WRITTEN REQUEST. Rewrite every line of the material with "coupling sequence" switched to "joining sequence" and everything else unchanged. Leave the pictures out of your answer.

[Data records]
######

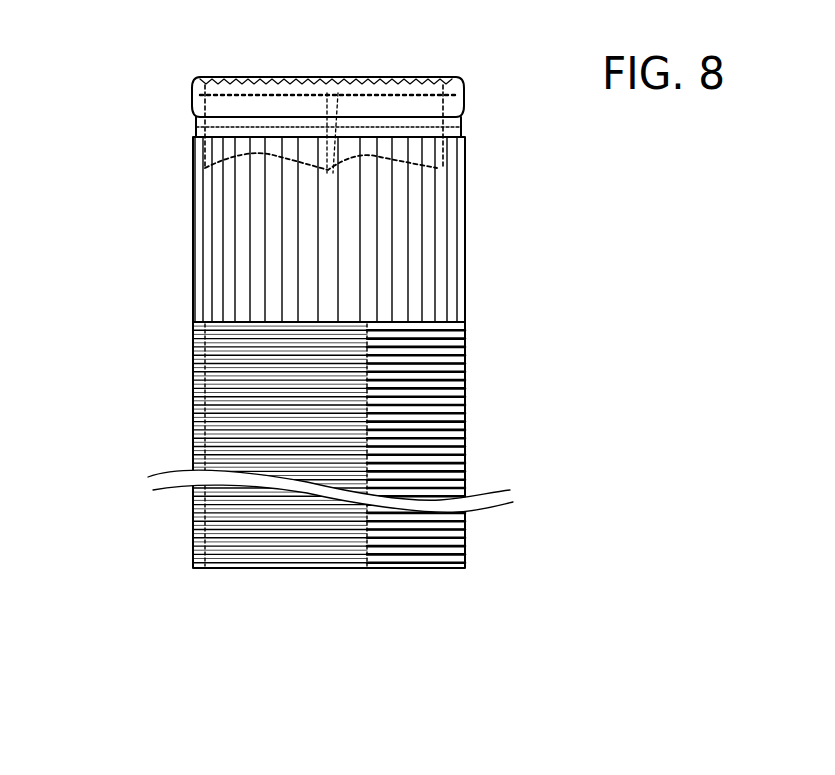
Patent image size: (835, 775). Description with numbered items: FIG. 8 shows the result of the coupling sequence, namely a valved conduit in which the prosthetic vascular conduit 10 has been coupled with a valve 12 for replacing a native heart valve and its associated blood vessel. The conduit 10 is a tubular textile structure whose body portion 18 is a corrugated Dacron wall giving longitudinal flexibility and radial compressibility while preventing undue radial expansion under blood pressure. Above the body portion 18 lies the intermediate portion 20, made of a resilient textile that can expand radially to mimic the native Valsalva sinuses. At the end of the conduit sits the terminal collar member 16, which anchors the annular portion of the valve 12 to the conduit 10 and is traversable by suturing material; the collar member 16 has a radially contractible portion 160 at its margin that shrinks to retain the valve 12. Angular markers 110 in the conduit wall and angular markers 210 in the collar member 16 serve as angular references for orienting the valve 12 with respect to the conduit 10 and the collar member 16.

The prosthetic vascular conduit 10 is at (334, 318).
The valve 12 is at (310, 380).
The terminal collar member 16 is at (465, 98).
The radially contractible portion 160 is at (206, 77).
The angular markers 210 is at (340, 100).
The intermediate portion 20 is at (228, 248).
The body portion 18 is at (247, 382).
The angular markers 110 is at (190, 523).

######

THE REPLY.
Patent image size: (835, 775). Description with numbered items: FIG. 8 shows the result of the joining sequence, namely a valved conduit in which the prosthetic vascular conduit 10 has been coupled with a valve 12 for replacing a native heart valve and its associated blood vessel. The conduit 10 is a tubular textile structure whose body portion 18 is a corrugated Dacron wall giving longitudinal flexibility and radial compressibility while preventing undue radial expansion under blood pressure. Above the body portion 18 lies the intermediate portion 20, made of a resilient textile that can expand radially to mimic the native Valsalva sinuses. At the end of the conduit sits the terminal collar member 16, which anchors the annular portion of the valve 12 to the conduit 10 and is traversable by suturing material; the collar member 16 has a radially contractible portion 160 at its margin that shrinks to retain the valve 12. Angular markers 110 in the conduit wall and angular markers 210 in the collar member 16 serve as angular references for orienting the valve 12 with respect to the conduit 10 and the collar member 16.

The prosthetic vascular conduit 10 is at (334, 318).
The valve 12 is at (310, 380).
The terminal collar member 16 is at (465, 98).
The radially contractible portion 160 is at (206, 77).
The angular markers 210 is at (340, 100).
The intermediate portion 20 is at (228, 248).
The body portion 18 is at (247, 382).
The angular markers 110 is at (190, 523).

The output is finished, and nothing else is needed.